> WORK REQUIRED
Look below. Copy each line that has "AFDC" in it.

> ROWS
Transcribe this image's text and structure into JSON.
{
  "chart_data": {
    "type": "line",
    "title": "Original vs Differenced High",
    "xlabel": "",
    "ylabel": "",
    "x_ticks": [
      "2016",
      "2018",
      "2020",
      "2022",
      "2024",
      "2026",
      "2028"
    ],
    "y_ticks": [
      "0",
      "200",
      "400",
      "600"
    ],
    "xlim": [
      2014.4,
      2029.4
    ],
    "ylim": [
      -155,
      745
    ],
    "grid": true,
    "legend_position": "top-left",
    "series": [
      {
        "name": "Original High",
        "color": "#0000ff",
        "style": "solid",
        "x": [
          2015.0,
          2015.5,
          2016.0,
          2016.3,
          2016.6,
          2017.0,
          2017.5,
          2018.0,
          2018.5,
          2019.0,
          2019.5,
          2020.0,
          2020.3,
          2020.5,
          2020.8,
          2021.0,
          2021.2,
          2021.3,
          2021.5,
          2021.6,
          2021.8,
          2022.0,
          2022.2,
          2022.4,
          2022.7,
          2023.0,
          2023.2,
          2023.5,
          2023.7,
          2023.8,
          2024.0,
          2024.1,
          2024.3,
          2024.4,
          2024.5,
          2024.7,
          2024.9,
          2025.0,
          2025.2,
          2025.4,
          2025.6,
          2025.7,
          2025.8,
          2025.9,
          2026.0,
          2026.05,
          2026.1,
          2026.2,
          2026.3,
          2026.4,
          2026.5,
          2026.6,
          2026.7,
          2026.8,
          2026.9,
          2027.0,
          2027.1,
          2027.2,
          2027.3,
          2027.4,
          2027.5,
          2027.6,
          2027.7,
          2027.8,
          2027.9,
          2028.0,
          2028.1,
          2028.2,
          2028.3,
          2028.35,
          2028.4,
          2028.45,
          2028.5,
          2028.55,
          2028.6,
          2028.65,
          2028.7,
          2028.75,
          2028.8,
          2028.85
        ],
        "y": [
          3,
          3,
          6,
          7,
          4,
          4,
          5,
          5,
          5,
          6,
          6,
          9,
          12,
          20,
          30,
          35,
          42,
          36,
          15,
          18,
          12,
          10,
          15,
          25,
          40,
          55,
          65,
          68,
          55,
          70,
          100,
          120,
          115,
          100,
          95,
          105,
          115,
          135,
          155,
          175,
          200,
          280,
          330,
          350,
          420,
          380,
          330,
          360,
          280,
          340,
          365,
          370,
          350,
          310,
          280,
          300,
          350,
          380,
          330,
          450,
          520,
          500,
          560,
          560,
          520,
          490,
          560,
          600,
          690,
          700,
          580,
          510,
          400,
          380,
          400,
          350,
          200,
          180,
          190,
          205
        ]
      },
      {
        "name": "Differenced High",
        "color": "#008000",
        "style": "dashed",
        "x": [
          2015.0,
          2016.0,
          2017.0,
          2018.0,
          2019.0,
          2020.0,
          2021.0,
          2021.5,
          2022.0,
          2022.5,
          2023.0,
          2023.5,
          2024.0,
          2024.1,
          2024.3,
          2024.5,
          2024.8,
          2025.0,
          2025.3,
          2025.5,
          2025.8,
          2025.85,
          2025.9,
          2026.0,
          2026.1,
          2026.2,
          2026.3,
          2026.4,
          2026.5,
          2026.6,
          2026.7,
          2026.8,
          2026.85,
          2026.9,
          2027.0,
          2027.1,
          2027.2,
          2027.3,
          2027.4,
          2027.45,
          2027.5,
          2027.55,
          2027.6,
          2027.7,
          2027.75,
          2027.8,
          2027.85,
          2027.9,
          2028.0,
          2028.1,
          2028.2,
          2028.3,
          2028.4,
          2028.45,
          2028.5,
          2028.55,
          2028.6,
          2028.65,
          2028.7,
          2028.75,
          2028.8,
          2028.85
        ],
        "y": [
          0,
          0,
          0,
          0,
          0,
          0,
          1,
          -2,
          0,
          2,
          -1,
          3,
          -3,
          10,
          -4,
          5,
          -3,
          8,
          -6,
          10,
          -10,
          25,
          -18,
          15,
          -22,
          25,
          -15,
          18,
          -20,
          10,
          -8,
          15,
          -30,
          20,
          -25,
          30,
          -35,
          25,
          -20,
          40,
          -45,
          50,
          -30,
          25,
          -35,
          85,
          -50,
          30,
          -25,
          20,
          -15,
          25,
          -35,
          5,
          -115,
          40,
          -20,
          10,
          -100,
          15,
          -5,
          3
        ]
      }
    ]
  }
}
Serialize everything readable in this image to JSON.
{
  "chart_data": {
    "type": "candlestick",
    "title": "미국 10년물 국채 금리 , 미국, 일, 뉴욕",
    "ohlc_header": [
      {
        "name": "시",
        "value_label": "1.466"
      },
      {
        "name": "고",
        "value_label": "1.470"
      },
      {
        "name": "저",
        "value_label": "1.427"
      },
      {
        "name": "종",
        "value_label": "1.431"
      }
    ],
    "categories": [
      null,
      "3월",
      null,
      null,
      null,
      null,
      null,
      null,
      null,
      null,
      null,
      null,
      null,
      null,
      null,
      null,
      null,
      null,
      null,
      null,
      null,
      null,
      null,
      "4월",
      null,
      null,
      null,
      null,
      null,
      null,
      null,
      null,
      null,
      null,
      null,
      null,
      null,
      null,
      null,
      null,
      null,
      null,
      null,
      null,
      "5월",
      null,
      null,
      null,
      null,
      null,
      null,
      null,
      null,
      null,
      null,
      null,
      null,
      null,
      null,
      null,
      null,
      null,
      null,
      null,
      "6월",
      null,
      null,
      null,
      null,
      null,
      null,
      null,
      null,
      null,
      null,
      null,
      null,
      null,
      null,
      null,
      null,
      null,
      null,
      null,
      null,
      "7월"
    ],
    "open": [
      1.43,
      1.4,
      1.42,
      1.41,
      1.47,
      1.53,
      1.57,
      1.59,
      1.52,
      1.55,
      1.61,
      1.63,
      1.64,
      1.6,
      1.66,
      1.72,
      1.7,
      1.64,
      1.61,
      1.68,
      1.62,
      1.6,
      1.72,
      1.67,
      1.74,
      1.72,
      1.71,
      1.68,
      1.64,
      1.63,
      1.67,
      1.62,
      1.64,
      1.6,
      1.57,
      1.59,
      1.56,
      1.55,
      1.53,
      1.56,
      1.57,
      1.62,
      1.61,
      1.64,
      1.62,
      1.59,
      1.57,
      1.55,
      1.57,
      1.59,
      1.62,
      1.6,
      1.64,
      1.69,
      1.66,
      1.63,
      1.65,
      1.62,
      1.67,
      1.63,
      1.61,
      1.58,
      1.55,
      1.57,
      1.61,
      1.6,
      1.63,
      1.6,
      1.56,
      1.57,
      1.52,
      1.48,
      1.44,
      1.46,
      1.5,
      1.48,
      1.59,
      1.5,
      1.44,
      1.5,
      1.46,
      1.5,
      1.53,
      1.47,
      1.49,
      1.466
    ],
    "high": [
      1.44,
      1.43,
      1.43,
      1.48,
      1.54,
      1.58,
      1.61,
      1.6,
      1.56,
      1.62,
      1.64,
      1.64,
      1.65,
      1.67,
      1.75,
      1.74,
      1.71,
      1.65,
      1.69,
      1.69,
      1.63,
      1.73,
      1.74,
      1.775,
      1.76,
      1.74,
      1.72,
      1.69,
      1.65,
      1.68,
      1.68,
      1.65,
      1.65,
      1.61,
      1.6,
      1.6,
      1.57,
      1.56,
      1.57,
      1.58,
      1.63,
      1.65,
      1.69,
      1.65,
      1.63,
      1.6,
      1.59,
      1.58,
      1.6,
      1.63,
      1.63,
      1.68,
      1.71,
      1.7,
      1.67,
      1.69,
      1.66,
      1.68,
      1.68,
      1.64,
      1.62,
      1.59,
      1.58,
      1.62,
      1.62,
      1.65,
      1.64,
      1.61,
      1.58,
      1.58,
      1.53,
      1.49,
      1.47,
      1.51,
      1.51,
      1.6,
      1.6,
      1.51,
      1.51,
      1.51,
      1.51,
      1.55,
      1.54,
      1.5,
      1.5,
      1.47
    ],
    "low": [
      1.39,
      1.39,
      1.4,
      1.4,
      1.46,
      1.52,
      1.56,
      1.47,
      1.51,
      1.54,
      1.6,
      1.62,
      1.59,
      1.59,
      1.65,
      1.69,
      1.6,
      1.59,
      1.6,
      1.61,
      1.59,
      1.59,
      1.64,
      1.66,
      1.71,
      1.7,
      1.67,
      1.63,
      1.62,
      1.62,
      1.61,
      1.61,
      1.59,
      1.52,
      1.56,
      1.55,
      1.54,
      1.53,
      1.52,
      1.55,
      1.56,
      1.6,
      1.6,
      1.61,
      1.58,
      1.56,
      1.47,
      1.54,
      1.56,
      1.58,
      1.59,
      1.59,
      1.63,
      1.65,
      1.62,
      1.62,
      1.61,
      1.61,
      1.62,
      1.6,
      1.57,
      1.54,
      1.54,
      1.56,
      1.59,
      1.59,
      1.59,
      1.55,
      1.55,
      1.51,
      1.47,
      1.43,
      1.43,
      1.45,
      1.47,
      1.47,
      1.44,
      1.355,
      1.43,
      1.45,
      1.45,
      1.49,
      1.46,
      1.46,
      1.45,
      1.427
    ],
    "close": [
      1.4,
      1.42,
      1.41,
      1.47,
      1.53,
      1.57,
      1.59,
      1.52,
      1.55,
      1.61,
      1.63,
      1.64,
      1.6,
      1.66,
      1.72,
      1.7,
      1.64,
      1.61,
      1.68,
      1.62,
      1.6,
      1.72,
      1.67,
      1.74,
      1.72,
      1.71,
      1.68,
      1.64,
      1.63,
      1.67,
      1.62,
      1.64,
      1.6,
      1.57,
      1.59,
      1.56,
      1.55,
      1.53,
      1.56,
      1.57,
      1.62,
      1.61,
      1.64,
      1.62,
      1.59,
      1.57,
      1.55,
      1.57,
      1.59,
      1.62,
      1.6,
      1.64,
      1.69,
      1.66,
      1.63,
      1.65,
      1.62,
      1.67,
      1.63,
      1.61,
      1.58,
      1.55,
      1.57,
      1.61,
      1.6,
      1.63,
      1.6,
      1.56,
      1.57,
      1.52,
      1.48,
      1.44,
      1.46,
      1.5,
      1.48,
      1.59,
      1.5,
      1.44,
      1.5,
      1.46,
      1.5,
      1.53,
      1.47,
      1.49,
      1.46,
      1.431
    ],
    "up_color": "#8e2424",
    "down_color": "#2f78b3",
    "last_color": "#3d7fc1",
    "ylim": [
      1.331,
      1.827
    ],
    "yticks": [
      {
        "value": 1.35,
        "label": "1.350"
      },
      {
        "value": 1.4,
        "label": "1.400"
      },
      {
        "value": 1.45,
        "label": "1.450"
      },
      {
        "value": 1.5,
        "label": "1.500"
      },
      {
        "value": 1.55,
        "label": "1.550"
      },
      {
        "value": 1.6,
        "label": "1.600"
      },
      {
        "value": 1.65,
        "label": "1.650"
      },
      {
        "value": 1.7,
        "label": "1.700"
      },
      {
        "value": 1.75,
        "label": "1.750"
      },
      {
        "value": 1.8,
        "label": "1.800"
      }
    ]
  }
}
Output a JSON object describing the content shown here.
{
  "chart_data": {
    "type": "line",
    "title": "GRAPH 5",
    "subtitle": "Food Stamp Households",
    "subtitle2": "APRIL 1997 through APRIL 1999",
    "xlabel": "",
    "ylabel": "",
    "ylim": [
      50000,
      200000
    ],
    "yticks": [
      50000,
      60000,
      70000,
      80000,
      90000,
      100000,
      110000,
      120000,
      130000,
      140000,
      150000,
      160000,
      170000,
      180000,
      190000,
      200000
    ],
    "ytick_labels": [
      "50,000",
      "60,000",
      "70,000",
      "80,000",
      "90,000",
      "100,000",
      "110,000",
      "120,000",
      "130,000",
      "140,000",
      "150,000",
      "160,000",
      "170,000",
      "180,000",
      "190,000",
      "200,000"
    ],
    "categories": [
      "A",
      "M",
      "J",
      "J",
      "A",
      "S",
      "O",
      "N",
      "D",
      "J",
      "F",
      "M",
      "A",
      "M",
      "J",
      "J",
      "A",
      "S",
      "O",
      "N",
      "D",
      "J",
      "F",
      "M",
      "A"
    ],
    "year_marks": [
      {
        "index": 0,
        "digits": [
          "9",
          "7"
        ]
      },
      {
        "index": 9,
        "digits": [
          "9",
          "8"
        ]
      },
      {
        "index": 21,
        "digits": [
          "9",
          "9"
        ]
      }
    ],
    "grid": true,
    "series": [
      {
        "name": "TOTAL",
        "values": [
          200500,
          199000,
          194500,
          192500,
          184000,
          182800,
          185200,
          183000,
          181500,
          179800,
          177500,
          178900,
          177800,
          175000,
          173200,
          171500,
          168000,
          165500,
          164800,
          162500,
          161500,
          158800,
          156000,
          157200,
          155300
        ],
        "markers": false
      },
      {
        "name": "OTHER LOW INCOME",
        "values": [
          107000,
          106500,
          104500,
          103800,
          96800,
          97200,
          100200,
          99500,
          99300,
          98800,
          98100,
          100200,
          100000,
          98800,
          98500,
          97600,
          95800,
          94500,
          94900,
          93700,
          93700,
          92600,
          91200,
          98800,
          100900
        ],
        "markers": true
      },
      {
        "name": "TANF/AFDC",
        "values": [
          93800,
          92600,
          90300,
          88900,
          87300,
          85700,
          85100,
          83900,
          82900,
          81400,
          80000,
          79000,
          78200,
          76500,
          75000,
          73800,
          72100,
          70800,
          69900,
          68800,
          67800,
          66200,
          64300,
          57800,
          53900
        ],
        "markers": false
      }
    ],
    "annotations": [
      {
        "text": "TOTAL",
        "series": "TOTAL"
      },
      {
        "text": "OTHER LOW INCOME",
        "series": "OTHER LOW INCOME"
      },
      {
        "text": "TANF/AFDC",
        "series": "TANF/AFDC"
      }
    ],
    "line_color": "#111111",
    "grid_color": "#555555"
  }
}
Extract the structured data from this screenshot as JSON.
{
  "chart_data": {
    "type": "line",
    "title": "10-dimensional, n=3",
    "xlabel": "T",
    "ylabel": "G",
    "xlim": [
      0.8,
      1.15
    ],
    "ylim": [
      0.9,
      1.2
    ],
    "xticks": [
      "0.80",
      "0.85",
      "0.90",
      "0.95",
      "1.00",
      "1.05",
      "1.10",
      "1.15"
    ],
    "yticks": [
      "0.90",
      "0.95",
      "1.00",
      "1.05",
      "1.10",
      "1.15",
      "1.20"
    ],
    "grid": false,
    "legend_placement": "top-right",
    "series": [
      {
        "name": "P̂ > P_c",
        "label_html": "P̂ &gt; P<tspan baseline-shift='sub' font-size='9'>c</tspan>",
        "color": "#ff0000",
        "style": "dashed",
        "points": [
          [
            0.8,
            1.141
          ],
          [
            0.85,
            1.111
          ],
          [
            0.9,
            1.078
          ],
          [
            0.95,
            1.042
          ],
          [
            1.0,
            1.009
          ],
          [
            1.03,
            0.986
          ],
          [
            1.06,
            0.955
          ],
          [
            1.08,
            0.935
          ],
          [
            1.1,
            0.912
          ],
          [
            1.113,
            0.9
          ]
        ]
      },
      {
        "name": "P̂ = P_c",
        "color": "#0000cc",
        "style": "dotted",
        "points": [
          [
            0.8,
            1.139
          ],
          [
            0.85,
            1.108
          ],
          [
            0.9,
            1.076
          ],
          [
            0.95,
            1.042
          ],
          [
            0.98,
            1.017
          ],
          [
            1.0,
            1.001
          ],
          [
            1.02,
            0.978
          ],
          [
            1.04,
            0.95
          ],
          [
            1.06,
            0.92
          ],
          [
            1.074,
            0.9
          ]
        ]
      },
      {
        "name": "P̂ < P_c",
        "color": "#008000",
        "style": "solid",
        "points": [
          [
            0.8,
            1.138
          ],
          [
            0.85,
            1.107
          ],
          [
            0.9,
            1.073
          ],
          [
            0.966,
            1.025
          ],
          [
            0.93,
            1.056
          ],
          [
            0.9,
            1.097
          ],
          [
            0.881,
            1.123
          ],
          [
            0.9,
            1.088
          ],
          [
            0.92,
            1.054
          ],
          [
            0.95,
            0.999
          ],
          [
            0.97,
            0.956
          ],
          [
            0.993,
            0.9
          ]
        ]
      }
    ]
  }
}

> EXPECTED OUTPUT
        "name": "TANF/AFDC",
        "text": "TANF/AFDC",
        "series": "TANF/AFDC"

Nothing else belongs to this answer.